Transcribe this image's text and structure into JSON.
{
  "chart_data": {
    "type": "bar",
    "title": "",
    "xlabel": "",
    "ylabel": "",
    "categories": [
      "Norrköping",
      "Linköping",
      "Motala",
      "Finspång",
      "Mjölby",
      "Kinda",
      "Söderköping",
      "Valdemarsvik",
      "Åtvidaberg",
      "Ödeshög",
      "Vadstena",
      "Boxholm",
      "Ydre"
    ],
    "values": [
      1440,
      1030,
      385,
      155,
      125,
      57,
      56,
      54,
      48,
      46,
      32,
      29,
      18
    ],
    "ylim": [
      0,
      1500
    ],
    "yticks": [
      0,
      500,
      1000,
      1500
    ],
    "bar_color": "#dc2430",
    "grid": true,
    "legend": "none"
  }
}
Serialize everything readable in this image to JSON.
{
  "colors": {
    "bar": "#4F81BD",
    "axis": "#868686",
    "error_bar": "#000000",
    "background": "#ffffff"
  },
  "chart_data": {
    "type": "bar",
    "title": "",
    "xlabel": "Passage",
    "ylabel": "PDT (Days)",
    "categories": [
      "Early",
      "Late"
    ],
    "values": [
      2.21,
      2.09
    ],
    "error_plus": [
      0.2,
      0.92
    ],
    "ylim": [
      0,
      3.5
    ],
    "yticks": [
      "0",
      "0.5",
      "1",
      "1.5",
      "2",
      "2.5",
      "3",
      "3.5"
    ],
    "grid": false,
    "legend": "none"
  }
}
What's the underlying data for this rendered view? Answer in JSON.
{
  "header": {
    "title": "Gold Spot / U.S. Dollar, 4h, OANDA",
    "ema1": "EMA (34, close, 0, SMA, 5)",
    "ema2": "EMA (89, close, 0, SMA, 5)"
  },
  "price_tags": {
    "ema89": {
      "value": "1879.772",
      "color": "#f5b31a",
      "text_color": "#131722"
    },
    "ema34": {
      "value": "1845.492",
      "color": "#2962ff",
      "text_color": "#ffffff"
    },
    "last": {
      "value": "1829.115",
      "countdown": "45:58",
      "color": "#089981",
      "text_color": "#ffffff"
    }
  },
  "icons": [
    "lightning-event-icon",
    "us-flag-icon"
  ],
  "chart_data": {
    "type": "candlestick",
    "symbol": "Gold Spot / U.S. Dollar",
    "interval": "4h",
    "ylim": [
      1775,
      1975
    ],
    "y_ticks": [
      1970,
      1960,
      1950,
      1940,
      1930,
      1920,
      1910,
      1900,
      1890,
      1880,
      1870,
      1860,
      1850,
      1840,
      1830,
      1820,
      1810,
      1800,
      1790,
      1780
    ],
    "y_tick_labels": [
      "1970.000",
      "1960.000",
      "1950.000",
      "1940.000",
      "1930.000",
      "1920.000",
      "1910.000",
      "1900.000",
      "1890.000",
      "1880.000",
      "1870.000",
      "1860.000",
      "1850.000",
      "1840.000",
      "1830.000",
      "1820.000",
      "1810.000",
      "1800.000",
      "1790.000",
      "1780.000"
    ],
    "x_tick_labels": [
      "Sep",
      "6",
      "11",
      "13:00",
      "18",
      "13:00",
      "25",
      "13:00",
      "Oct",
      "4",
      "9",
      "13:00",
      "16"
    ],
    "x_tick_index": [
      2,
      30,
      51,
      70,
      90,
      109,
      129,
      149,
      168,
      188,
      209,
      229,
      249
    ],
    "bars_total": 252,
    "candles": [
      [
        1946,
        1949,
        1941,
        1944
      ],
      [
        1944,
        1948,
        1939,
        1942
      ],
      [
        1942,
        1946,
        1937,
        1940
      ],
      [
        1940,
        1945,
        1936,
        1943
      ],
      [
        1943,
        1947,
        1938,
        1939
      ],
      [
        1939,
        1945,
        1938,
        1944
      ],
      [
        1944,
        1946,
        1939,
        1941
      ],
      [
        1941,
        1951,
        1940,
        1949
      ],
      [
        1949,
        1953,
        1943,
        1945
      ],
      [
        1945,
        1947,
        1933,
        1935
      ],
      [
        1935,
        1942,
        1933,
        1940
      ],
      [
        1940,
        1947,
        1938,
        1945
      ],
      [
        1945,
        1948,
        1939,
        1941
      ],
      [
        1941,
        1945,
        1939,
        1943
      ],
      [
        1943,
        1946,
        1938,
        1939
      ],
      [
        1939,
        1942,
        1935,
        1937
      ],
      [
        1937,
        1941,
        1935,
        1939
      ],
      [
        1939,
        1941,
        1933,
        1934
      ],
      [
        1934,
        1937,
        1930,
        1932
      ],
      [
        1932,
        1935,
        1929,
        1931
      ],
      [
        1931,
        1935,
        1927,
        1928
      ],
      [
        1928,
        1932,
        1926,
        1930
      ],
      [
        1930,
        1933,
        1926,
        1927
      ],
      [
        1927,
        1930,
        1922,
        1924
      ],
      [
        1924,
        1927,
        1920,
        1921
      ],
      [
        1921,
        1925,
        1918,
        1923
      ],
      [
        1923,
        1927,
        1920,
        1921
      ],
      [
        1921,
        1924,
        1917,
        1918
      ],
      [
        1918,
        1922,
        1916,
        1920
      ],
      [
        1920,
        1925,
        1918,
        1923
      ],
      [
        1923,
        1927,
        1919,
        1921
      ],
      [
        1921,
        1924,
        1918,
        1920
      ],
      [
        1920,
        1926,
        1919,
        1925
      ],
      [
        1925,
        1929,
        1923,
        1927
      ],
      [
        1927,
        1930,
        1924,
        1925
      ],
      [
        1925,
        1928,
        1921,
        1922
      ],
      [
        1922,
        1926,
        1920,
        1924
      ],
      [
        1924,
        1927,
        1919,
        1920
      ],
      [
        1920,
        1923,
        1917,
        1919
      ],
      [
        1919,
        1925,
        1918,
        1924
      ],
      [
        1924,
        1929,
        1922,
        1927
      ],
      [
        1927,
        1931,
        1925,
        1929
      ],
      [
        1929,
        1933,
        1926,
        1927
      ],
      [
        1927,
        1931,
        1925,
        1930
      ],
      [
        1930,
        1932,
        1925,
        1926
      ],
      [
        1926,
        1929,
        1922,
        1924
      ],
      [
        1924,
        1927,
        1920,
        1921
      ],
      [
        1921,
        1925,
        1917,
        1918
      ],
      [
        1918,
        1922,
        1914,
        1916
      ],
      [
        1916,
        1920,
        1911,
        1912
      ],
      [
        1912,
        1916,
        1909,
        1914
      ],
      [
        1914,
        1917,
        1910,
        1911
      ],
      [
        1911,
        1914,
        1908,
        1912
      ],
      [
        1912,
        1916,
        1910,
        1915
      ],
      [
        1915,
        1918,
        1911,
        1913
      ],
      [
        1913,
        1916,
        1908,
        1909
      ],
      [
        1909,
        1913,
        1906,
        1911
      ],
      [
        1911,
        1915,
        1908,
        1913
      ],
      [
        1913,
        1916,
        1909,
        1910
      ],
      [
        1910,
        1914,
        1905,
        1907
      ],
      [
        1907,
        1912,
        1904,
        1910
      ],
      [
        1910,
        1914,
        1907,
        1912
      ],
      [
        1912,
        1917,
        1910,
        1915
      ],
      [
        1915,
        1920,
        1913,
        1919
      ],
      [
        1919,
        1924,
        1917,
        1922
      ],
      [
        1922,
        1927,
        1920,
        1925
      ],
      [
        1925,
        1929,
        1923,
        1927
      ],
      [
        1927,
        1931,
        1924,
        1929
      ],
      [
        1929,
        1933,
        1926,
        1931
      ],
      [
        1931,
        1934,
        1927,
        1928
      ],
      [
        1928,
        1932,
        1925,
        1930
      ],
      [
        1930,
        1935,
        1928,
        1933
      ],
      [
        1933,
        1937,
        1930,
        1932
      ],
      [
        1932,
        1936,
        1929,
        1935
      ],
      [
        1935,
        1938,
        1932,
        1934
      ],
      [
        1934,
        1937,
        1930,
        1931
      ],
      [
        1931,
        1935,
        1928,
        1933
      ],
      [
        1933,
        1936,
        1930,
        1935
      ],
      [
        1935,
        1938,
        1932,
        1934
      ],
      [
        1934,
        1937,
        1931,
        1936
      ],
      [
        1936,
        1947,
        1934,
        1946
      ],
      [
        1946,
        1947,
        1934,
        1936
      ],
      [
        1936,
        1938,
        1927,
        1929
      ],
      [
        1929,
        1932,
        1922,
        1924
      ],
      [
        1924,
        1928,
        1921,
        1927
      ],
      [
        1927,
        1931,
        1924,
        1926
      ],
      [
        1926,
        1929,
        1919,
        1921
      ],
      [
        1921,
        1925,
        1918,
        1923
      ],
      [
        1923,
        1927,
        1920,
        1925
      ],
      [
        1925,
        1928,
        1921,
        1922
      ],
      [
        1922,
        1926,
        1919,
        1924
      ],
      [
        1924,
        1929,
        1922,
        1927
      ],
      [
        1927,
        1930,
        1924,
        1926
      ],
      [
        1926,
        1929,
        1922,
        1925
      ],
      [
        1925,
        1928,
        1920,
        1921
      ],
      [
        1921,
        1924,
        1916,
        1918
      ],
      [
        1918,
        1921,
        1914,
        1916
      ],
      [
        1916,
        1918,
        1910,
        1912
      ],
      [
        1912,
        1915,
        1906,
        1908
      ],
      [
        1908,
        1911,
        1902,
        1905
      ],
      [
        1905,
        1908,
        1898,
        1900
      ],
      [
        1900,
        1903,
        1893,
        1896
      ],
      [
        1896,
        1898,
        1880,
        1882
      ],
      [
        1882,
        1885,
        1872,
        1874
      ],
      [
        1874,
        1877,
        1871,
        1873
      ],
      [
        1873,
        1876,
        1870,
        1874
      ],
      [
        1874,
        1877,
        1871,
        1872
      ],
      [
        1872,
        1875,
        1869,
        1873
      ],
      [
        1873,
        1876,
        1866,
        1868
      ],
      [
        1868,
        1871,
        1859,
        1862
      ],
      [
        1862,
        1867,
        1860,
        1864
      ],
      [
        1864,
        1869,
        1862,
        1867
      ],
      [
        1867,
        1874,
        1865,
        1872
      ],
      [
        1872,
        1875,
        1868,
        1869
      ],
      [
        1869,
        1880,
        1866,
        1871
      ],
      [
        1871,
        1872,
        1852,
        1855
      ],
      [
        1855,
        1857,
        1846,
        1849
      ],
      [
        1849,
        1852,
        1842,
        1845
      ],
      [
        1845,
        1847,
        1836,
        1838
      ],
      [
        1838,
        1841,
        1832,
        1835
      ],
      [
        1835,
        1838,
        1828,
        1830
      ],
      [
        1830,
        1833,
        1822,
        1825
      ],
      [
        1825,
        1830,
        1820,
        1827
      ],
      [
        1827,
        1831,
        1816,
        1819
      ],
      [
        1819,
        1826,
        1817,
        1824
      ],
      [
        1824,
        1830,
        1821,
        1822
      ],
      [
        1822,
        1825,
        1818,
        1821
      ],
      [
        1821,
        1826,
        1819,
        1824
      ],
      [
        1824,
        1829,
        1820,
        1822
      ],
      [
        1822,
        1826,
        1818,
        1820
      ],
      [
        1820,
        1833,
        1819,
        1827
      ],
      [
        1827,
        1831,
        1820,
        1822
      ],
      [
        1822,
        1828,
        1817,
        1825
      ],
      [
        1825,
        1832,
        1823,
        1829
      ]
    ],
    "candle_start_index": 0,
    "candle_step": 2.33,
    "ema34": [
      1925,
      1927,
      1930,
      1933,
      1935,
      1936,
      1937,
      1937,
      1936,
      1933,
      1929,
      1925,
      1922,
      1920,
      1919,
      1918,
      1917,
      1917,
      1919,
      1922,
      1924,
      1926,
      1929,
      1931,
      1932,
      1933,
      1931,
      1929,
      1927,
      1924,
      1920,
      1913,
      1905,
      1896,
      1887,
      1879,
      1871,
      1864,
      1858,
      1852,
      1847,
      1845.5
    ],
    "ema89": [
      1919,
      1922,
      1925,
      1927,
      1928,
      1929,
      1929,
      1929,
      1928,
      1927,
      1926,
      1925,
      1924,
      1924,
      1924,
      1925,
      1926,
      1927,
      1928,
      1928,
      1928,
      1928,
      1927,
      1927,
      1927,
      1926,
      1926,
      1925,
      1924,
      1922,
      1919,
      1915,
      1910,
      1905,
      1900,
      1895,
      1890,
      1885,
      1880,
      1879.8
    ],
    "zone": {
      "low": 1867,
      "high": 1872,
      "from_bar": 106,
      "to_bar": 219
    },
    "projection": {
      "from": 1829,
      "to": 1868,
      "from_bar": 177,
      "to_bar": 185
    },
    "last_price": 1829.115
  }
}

━━━━

■ **TASK GOAL**
Copy out every line that includes the word "this".

■ **RESPONSE TO THE EXERCISE**
Transcribe this image's text and structure into JSON.
Serialize everything readable in this image to JSON.
What's the underlying data for this rendered view? Answer in JSON.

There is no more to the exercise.